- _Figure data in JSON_
-*-*-

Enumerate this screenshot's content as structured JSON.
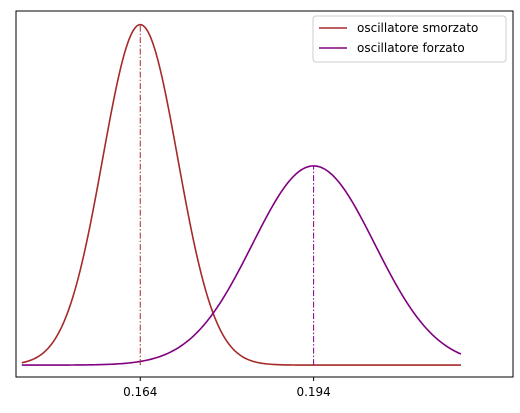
{
  "chart_data": {
    "type": "line",
    "title": "",
    "xlabel": "",
    "ylabel": "",
    "x_ticks": [
      0.164,
      0.194
    ],
    "x_tick_labels": [
      "0.164",
      "0.194"
    ],
    "xlim": [
      0.1425,
      0.2285
    ],
    "ylim": [
      -0.035,
      1.04
    ],
    "x_range": [
      0.1435,
      0.2195
    ],
    "legend_position": "top-right",
    "grid": false,
    "series": [
      {
        "name": "oscillatore smorzato",
        "color": "#a52a2a",
        "center": 0.164,
        "sigma": 0.0065,
        "peak": 1.0,
        "x_range": [
          0.1435,
          0.2195
        ]
      },
      {
        "name": "oscillatore forzato",
        "color": "#800080",
        "center": 0.194,
        "sigma": 0.0106,
        "peak": 0.585,
        "x_range": [
          0.1435,
          0.2195
        ]
      }
    ],
    "vlines": [
      {
        "x": 0.164,
        "color": "#a52a2a",
        "style": "dashdot"
      },
      {
        "x": 0.194,
        "color": "#800080",
        "style": "dashdot"
      }
    ]
  }
}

-*-*-

- _Short task_
Scan the listing above. Gather each line that contains the word "name".

- _Completed exercise_
        "name": "oscillatore smorzato",
        "name": "oscillatore forzato",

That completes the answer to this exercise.